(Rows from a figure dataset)
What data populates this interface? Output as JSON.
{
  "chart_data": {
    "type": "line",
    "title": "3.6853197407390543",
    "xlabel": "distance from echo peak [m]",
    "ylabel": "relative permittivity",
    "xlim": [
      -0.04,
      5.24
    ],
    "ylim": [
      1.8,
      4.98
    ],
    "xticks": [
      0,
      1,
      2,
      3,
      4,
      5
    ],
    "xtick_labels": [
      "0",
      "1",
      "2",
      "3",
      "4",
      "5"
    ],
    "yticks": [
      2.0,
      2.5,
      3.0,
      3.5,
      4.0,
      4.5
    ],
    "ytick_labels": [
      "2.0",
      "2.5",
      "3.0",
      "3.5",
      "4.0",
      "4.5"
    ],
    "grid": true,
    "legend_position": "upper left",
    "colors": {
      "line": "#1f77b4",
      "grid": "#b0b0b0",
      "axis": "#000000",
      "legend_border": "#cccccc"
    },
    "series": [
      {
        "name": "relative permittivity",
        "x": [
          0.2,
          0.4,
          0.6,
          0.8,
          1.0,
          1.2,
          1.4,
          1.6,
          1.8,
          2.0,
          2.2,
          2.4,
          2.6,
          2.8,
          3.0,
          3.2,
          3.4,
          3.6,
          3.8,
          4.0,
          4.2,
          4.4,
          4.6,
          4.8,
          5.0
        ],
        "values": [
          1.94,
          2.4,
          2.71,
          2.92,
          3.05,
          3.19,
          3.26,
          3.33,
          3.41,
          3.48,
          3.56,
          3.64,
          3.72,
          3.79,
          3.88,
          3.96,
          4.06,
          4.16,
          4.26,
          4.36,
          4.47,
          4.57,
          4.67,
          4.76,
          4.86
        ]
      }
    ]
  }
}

● EXERCISE INSTRUCTIONS
Return the listing above in its exact form.

● SOLUTION TO THIS EXERCISE
What data populates this interface? Output as JSON.
{
  "chart_data": {
    "type": "line",
    "title": "3.6853197407390543",
    "xlabel": "distance from echo peak [m]",
    "ylabel": "relative permittivity",
    "xlim": [
      -0.04,
      5.24
    ],
    "ylim": [
      1.8,
      4.98
    ],
    "xticks": [
      0,
      1,
      2,
      3,
      4,
      5
    ],
    "xtick_labels": [
      "0",
      "1",
      "2",
      "3",
      "4",
      "5"
    ],
    "yticks": [
      2.0,
      2.5,
      3.0,
      3.5,
      4.0,
      4.5
    ],
    "ytick_labels": [
      "2.0",
      "2.5",
      "3.0",
      "3.5",
      "4.0",
      "4.5"
    ],
    "grid": true,
    "legend_position": "upper left",
    "colors": {
      "line": "#1f77b4",
      "grid": "#b0b0b0",
      "axis": "#000000",
      "legend_border": "#cccccc"
    },
    "series": [
      {
        "name": "relative permittivity",
        "x": [
          0.2,
          0.4,
          0.6,
          0.8,
          1.0,
          1.2,
          1.4,
          1.6,
          1.8,
          2.0,
          2.2,
          2.4,
          2.6,
          2.8,
          3.0,
          3.2,
          3.4,
          3.6,
          3.8,
          4.0,
          4.2,
          4.4,
          4.6,
          4.8,
          5.0
        ],
        "values": [
          1.94,
          2.4,
          2.71,
          2.92,
          3.05,
          3.19,
          3.26,
          3.33,
          3.41,
          3.48,
          3.56,
          3.64,
          3.72,
          3.79,
          3.88,
          3.96,
          4.06,
          4.16,
          4.26,
          4.36,
          4.47,
          4.57,
          4.67,
          4.76,
          4.86
        ]
      }
    ]
  }
}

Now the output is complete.